- _Given task_: Restate all the material verbatim, except for the pictures.
-- begin Dataset entries --
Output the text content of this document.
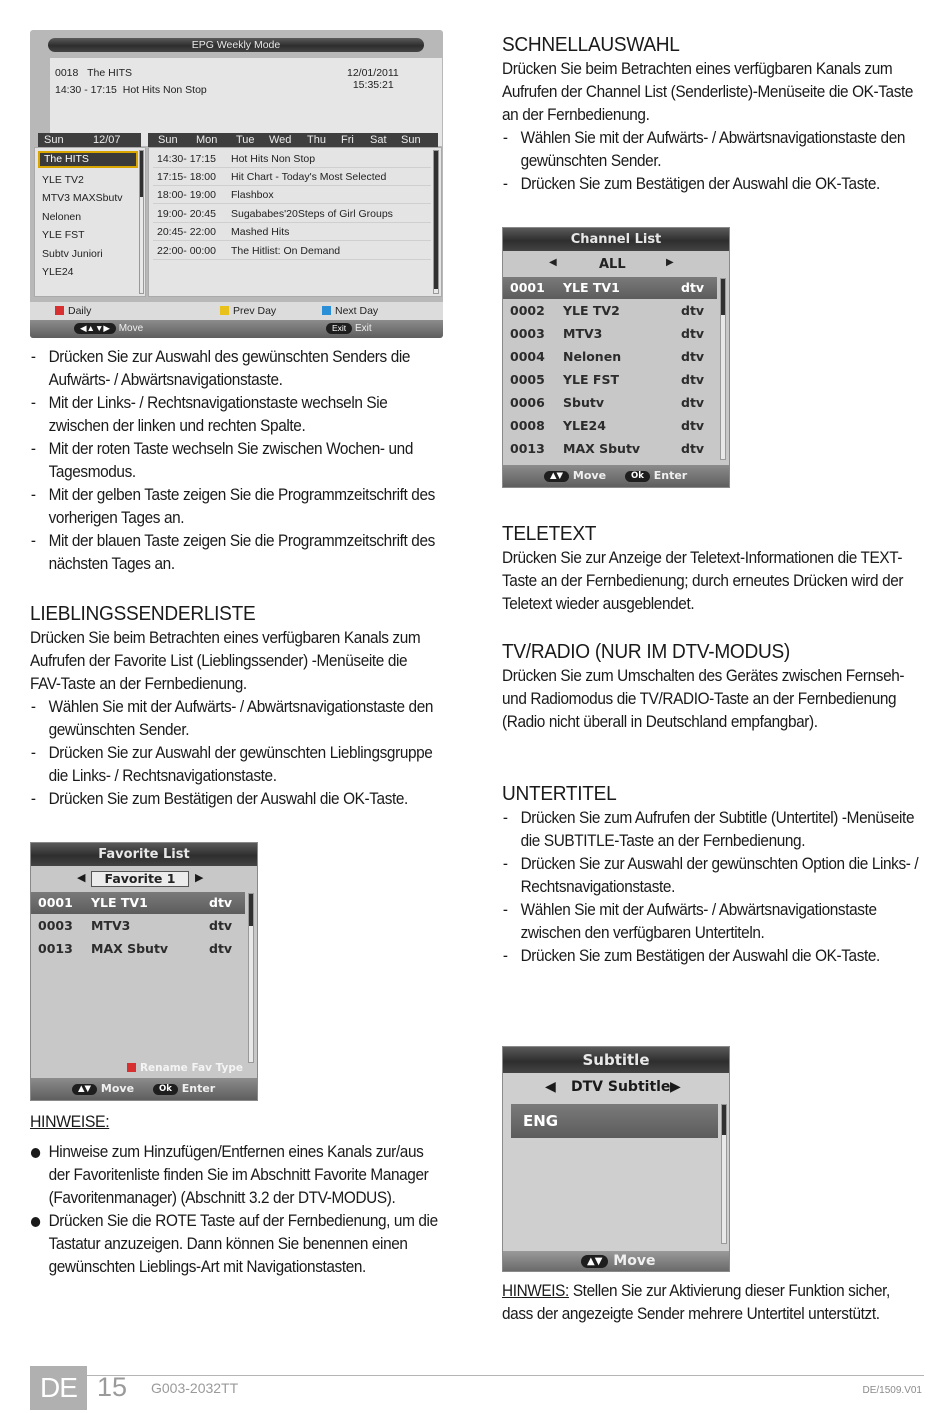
EPG Weekly Mode
0018 The HITS
14:30 - 17:15 Hot Hits Non Stop
12/01/2011   15:35:21
Sun	12/07	Sun Mon Tue Wed Thu Fri Sat Sun
The HITS
YLE TV2
MTV3 MAXSbutv
Nelonen
YLE FST
Subtv Juniori
YLE24
14:30- 17:15 Hot Hits Non Stop
17:15- 18:00 Hit Chart - Today's Most Selected
18:00- 19:00 Flashbox
19:00- 20:45 Sugababes'20Steps of Girl Groups
20:45- 22:00 Mashed Hits
22:00- 00:00 The Hitlist: On Demand
Daily	Prev Day	Next Day
◀▲▼▶ Move	Exit Exit
- Drücken Sie zur Auswahl des gewünschten Senders die Aufwärts- / Abwärtsnavigationstaste.
- Mit der Links- / Rechtsnavigationstaste wechseln Sie zwischen der linken und rechten Spalte.
- Mit der roten Taste wechseln Sie zwischen Wochen- und Tagesmodus.
- Mit der gelben Taste zeigen Sie die Programmzeitschrift des vorherigen Tages an.
- Mit der blauen Taste zeigen Sie die Programmzeitschrift des nächsten Tages an.
LIEBLINGSSENDERLISTE
Drücken Sie beim Betrachten eines verfügbaren Kanals zum Aufrufen der Favorite List (Lieblingssender) -Menüseite die FAV-Taste an der Fernbedienung.
- Wählen Sie mit der Aufwärts- / Abwärtsnavigationstaste den gewünschten Sender.
- Drücken Sie zur Auswahl der gewünschten Lieblingsgruppe die Links- / Rechtsnavigationstaste.
- Drücken Sie zum Bestätigen der Auswahl die OK-Taste.
Favorite List
◀	Favorite 1	▶
0001 YLE TV1	dtv
0003 MTV3	dtv
0013 MAX Sbutv	dtv
Rename Fav Type
▲▼ Move	Ok Enter
HINWEISE:
Hinweise zum Hinzufügen/Entfernen eines Kanals zur/aus der Favoritenliste finden Sie im Abschnitt Favorite Manager (Favoritenmanager) (Abschnitt 3.2 der DTV-MODUS).
Drücken Sie die ROTE Taste auf der Fernbedienung, um die Tastatur anzuzeigen. Dann können Sie benennen einen gewünschten Lieblings-Art mit Navigationstasten.
SCHNELLAUSWAHL
Drücken Sie beim Betrachten eines verfügbaren Kanals zum Aufrufen der Channel List (Senderliste)-Menüseite die OK-Taste an der Fernbedienung.
- Wählen Sie mit der Aufwärts- / Abwärtsnavigationstaste den gewünschten Sender.
- Drücken Sie zum Bestätigen der Auswahl die OK-Taste.
Channel List
◀	ALL	▶
0001 YLE TV1	dtv
0002 YLE TV2	dtv
0003 MTV3	dtv
0004 Nelonen	dtv
0005 YLE FST	dtv
0006 Sbutv	dtv
0008 YLE24	dtv
0013 MAX Sbutv	dtv
▲▼ Move	Ok Enter
TELETEXT
Drücken Sie zur Anzeige der Teletext-Informationen die TEXT-Taste an der Fernbedienung; durch erneutes Drücken wird der Teletext wieder ausgeblendet.
TV/RADIO (NUR IM DTV-MODUS)
Drücken Sie zum Umschalten des Gerätes zwischen Fernseh- und Radiomodus die TV/RADIO-Taste an der Fernbedienung (Radio nicht überall in Deutschland empfangbar).
UNTERTITEL
- Drücken Sie zum Aufrufen der Subtitle (Untertitel) -Menüseite die SUBTITLE-Taste an der Fernbedienung.
- Drücken Sie zur Auswahl der gewünschten Option die Links- / Rechtsnavigationstaste.
- Wählen Sie mit der Aufwärts- / Abwärtsnavigationstaste zwischen den verfügbaren Untertiteln.
- Drücken Sie zum Bestätigen der Auswahl die OK-Taste.
Subtitle
◀ DTV Subtitle ▶
ENG
▲▼ Move
HINWEIS: Stellen Sie zur Aktivierung dieser Funktion sicher, dass der angezeigte Sender mehrere Untertitel unterstützt.
DE 15 G003-2032TT	DE/1509.V01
-- end Dataset entries --
- _Solution_:
Output the text content of this document.
EPG Weekly Mode
0018 The HITS
14:30 - 17:15 Hot Hits Non Stop
12/01/2011   15:35:21
Sun	12/07	Sun Mon Tue Wed Thu Fri Sat Sun
The HITS
YLE TV2
MTV3 MAXSbutv
Nelonen
YLE FST
Subtv Juniori
YLE24
14:30- 17:15 Hot Hits Non Stop
17:15- 18:00 Hit Chart - Today's Most Selected
18:00- 19:00 Flashbox
19:00- 20:45 Sugababes'20Steps of Girl Groups
20:45- 22:00 Mashed Hits
22:00- 00:00 The Hitlist: On Demand
Daily	Prev Day	Next Day
◀▲▼▶ Move	Exit Exit
- Drücken Sie zur Auswahl des gewünschten Senders die Aufwärts- / Abwärtsnavigationstaste.
- Mit der Links- / Rechtsnavigationstaste wechseln Sie zwischen der linken und rechten Spalte.
- Mit der roten Taste wechseln Sie zwischen Wochen- und Tagesmodus.
- Mit der gelben Taste zeigen Sie die Programmzeitschrift des vorherigen Tages an.
- Mit der blauen Taste zeigen Sie die Programmzeitschrift des nächsten Tages an.
LIEBLINGSSENDERLISTE
Drücken Sie beim Betrachten eines verfügbaren Kanals zum Aufrufen der Favorite List (Lieblingssender) -Menüseite die FAV-Taste an der Fernbedienung.
- Wählen Sie mit der Aufwärts- / Abwärtsnavigationstaste den gewünschten Sender.
- Drücken Sie zur Auswahl der gewünschten Lieblingsgruppe die Links- / Rechtsnavigationstaste.
- Drücken Sie zum Bestätigen der Auswahl die OK-Taste.
Favorite List
◀	Favorite 1	▶
0001 YLE TV1	dtv
0003 MTV3	dtv
0013 MAX Sbutv	dtv
Rename Fav Type
▲▼ Move	Ok Enter
HINWEISE:
Hinweise zum Hinzufügen/Entfernen eines Kanals zur/aus der Favoritenliste finden Sie im Abschnitt Favorite Manager (Favoritenmanager) (Abschnitt 3.2 der DTV-MODUS).
Drücken Sie die ROTE Taste auf der Fernbedienung, um die Tastatur anzuzeigen. Dann können Sie benennen einen gewünschten Lieblings-Art mit Navigationstasten.
SCHNELLAUSWAHL
Drücken Sie beim Betrachten eines verfügbaren Kanals zum Aufrufen der Channel List (Senderliste)-Menüseite die OK-Taste an der Fernbedienung.
- Wählen Sie mit der Aufwärts- / Abwärtsnavigationstaste den gewünschten Sender.
- Drücken Sie zum Bestätigen der Auswahl die OK-Taste.
Channel List
◀	ALL	▶
0001 YLE TV1	dtv
0002 YLE TV2	dtv
0003 MTV3	dtv
0004 Nelonen	dtv
0005 YLE FST	dtv
0006 Sbutv	dtv
0008 YLE24	dtv
0013 MAX Sbutv	dtv
▲▼ Move	Ok Enter
TELETEXT
Drücken Sie zur Anzeige der Teletext-Informationen die TEXT-Taste an der Fernbedienung; durch erneutes Drücken wird der Teletext wieder ausgeblendet.
TV/RADIO (NUR IM DTV-MODUS)
Drücken Sie zum Umschalten des Gerätes zwischen Fernseh- und Radiomodus die TV/RADIO-Taste an der Fernbedienung (Radio nicht überall in Deutschland empfangbar).
UNTERTITEL
- Drücken Sie zum Aufrufen der Subtitle (Untertitel) -Menüseite die SUBTITLE-Taste an der Fernbedienung.
- Drücken Sie zur Auswahl der gewünschten Option die Links- / Rechtsnavigationstaste.
- Wählen Sie mit der Aufwärts- / Abwärtsnavigationstaste zwischen den verfügbaren Untertiteln.
- Drücken Sie zum Bestätigen der Auswahl die OK-Taste.
Subtitle
◀ DTV Subtitle ▶
ENG
▲▼ Move
HINWEIS: Stellen Sie zur Aktivierung dieser Funktion sicher, dass der angezeigte Sender mehrere Untertitel unterstützt.
DE 15 G003-2032TT	DE/1509.V01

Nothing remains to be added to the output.